> _EXERCISE REQUIREMENTS_: Below are records; copy every line in them that holds the word "Tagen".

-- SUPPLIED MATERIAL follows --

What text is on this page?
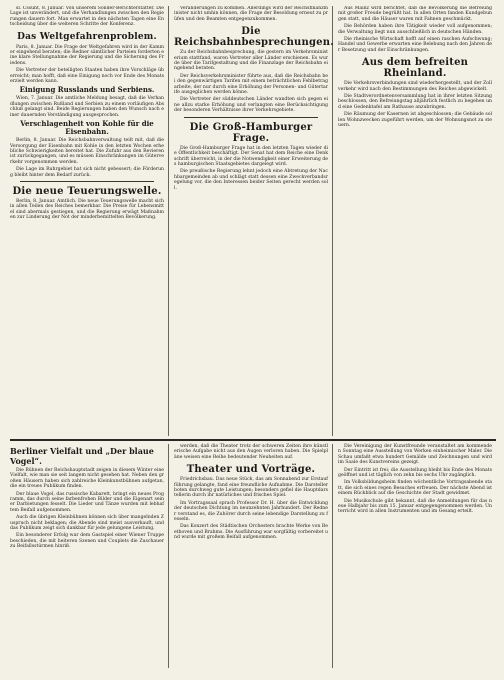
sl. Cssunt, 8. Januar. Von unserem Sonder-Berichterstatter. Die Lage ist unverändert, und die Verhandlungen zwischen den Regierungen dauern fort. Man erwartet in den nächsten Tagen eine Entscheidung über die weiteren Schritte der Konferenz.

Das Weltgefahrenproblem.

Paris, 8. Januar. Die Frage der Weltgefahren wird in der Kammer eingehend beraten; die Redner sämtlicher Parteien forderten eine klare Stellungnahme der Regierung und die Sicherung des Friedens.

Die Vertreter der beteiligten Staaten haben ihre Vorschläge überreicht; man hofft, daß eine Einigung noch vor Ende des Monats erzielt werden kann.

Einigung Russlands und Serbiens.

Wien, 7. Januar. Die amtliche Meldung besagt, daß die Verhandlungen zwischen Rußland und Serbien zu einem vorläufigen Abschluß gelangt sind. Beide Regierungen haben den Wunsch nach einer dauernden Verständigung ausgesprochen.

Verschlagenheit von Kohle für die Eisenbahn.

Berlin, 8. Januar. Die Reichsbahnverwaltung teilt mit, daß die Versorgung der Eisenbahn mit Kohle in den letzten Wochen erhebliche Schwierigkeiten bereitet hat. Die Zufuhr aus den Revieren ist zurückgegangen, und es müssen Einschränkungen im Güterverkehr vorgenommen werden.

Die Lage im Ruhrgebiet hat sich nicht gebessert; die Förderung bleibt hinter dem Bedarf zurück.

Die neue Teuerungswelle.

Berlin, 8. Januar. Amtlich. Die neue Teuerungswelle macht sich in allen Teilen des Reiches bemerkbar. Die Preise für Lebensmittel sind abermals gestiegen, und die Regierung erwägt Maßnahmen zur Linderung der Not der minderbemittelten Bevölkerung.

Veränderungen zu kommen. Allerdings wird der Reichsfinanzminister nicht umhin können, die Frage der Besoldung erneut zu prüfen und den Beamten entgegenzukommen.

Die Reichsbahnbesprechungen.

Zu der Reichsbahnbesprechung, die gestern im Verkehrsministerium stattfand, waren Vertreter aller Länder erschienen. Es wurde über die Tarifgestaltung und die Finanzlage der Reichsbahn eingehend beraten.

Der Reichsverkehrsminister führte aus, daß die Reichsbahn bei den gegenwärtigen Tarifen mit einem beträchtlichen Fehlbetrag arbeite, der nur durch eine Erhöhung der Personen- und Gütertarife ausgeglichen werden könne.

Die Vertreter der süddeutschen Länder wandten sich gegen eine allzu starke Erhöhung und verlangten eine Berücksichtigung der besonderen Verhältnisse ihrer Verkehrsgebiete.

Die Groß-Hamburger Frage.

Die Groß-Hamburger Frage hat in den letzten Tagen wieder die Öffentlichkeit beschäftigt. Der Senat hat dem Reiche eine Denkschrift überreicht, in der die Notwendigkeit einer Erweiterung des hamburgischen Staatsgebietes dargelegt wird.

Die preußische Regierung lehnt jedoch eine Abtretung der Nachbargemeinden ab und schlägt statt dessen eine Zweckverbandsregelung vor, die den Interessen beider Seiten gerecht werden soll.

Aus Mainz wird berichtet, daß die Bevölkerung die Befreiung mit großer Freude begrüßt hat. In allen Orten fanden Kundgebungen statt, und die Häuser waren mit Fahnen geschmückt.

Die Behörden haben ihre Tätigkeit wieder voll aufgenommen; die Verwaltung liegt nun ausschließlich in deutschen Händen.

Die rheinische Wirtschaft hofft auf einen raschen Aufschwung; Handel und Gewerbe erwarten eine Belebung nach den Jahren der Besetzung und der Einschränkungen.

Aus dem befreiten Rheinland.

Die Verkehrsverbindungen sind wiederhergestellt, und der Zollverkehr wird nach den Bestimmungen des Reiches abgewickelt.

Die Stadtverordnetenversammlung hat in ihrer letzten Sitzung beschlossen, den Befreiungstag alljährlich festlich zu begehen und eine Gedenktafel am Rathause anzubringen.

Die Räumung der Kasernen ist abgeschlossen; die Gebäude sollen Wohnzwecken zugeführt werden, um der Wohnungsnot zu steuern.

Berliner Vielfalt und „Der blaue Vogel“.

Die Bühnen der Reichshauptstadt zeigen in diesem Winter eine Vielfalt, wie man sie seit langem nicht gesehen hat. Neben den großen Häusern haben sich zahlreiche Kleinkunstbühnen aufgetan, die ein treues Publikum finden.

Der blaue Vogel, das russische Kabarett, bringt ein neues Programm, das durch seine farbenfrohen Bilder und die Eigenart seiner Darbietungen fesselt. Die Lieder und Tänze wurden mit lebhaftem Beifall aufgenommen.

Auch die übrigen Kleinbühnen können sich über mangelnden Zuspruch nicht beklagen; die Abende sind meist ausverkauft, und das Publikum zeigt sich dankbar für jede gelungene Leistung.

Ein besonderer Erfolg war dem Gastspiel einer Wiener Truppe beschieden, die mit heiteren Szenen und Couplets die Zuschauer zu Beifallsstürmen hinriß.

werden, daß die Theater trotz der schweren Zeiten ihre künstlerische Aufgabe nicht aus den Augen verloren haben. Die Spielpläne weisen eine Reihe bedeutender Neuheiten auf.

Theater und Vorträge.

Friedrichsbau. Das neue Stück, das am Sonnabend zur Erstaufführung gelangte, fand eine freundliche Aufnahme. Die Darsteller boten durchweg gute Leistungen; besonders gefiel die Hauptdarstellerin durch ihr natürliches und frisches Spiel.

Im Vortragssaal sprach Professor Dr. H. über die Entwicklung der deutschen Dichtung im neunzehnten Jahrhundert. Der Redner verstand es, die Zuhörer durch seine lebendige Darstellung zu fesseln.

Das Konzert des Städtischen Orchesters brachte Werke von Beethoven und Brahms. Die Ausführung war sorgfältig vorbereitet und wurde mit großem Beifall aufgenommen.

Die Vereinigung der Kunstfreunde veranstaltet am kommenden Sonntag eine Ausstellung von Werken einheimischer Maler. Die Schau umfaßt etwa hundert Gemälde und Zeichnungen und wird im Saale des Kunstvereins gezeigt.

Der Eintritt ist frei; die Ausstellung bleibt bis Ende des Monats geöffnet und ist täglich von zehn bis sechs Uhr zugänglich.

Im Volksbildungsheim finden wöchentliche Vortragsabende statt, die sich eines regen Besuches erfreuen. Der nächste Abend ist einem Rückblick auf die Geschichte der Stadt gewidmet.

Die Musikschule gibt bekannt, daß die Anmeldungen für das neue Halbjahr bis zum 15. Januar entgegengenommen werden. Unterricht wird in allen Instrumenten und im Gesang erteilt.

-- SUPPLIED MATERIAL concluded --

> _TASK OUTPUT_:
sl. Cssunt, 8. Januar. Von unserem Sonder-Berichterstatter. Die Lage ist unverändert, und die Verhandlungen zwischen den Regierungen dauern fort. Man erwartet in den nächsten Tagen eine Entscheidung über die weiteren Schritte der Konferenz.
Die Groß-Hamburger Frage hat in den letzten Tagen wieder die Öffentlichkeit beschäftigt. Der Senat hat dem Reiche eine Denkschrift überreicht, in der die Notwendigkeit einer Erweiterung des hamburgischen Staatsgebietes dargelegt wird.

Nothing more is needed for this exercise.